» YOUR TASK: From the listing below, select every line where the word "name" appears.

» DATASET ENTRIES:
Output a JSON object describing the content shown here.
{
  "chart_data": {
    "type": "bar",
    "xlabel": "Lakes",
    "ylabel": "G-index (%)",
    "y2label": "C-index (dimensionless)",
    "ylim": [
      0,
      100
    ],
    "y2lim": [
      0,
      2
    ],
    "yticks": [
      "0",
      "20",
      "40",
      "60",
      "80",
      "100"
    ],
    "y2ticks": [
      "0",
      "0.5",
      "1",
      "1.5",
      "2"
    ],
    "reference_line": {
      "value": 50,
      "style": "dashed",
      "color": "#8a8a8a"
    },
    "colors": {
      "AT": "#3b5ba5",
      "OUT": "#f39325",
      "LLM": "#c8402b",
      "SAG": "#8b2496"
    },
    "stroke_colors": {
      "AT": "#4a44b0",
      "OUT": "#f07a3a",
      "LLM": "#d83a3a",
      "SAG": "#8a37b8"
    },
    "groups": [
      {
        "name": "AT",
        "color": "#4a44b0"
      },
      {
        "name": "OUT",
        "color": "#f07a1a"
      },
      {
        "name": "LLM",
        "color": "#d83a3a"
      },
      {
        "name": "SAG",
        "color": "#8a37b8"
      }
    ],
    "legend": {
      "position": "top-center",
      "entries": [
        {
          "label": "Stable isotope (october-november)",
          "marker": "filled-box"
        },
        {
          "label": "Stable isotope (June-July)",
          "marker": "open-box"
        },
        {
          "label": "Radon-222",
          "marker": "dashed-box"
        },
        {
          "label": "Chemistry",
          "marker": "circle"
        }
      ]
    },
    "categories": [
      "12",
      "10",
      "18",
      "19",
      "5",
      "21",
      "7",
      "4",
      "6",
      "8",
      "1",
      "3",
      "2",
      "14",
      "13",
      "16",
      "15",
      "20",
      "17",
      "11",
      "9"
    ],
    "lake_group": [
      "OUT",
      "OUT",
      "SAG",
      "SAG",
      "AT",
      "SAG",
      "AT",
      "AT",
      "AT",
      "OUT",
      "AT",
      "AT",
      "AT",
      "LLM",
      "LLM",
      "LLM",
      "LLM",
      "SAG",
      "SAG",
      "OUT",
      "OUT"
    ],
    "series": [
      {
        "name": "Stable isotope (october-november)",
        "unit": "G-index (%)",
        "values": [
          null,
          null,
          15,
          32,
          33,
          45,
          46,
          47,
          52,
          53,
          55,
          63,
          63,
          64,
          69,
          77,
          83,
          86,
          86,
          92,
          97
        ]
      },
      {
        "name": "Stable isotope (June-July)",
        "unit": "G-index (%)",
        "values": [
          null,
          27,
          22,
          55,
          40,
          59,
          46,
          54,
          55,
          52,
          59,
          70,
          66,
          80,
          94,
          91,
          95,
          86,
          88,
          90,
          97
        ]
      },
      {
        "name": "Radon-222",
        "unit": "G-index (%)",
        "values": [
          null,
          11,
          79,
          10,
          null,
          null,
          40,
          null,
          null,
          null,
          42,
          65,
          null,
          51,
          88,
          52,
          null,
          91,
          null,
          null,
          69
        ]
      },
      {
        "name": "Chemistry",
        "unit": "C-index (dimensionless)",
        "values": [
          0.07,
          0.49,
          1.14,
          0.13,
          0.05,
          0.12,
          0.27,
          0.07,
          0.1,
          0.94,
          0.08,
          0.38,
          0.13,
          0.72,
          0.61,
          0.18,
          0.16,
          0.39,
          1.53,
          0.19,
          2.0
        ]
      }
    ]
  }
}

» RESULT OF THE EXERCISE:
        "name": "AT",
        "name": "OUT",
        "name": "LLM",
        "name": "SAG",
        "name": "Stable isotope (october-november)",
        "name": "Stable isotope (June-July)",
        "name": "Radon-222",
        "name": "Chemistry",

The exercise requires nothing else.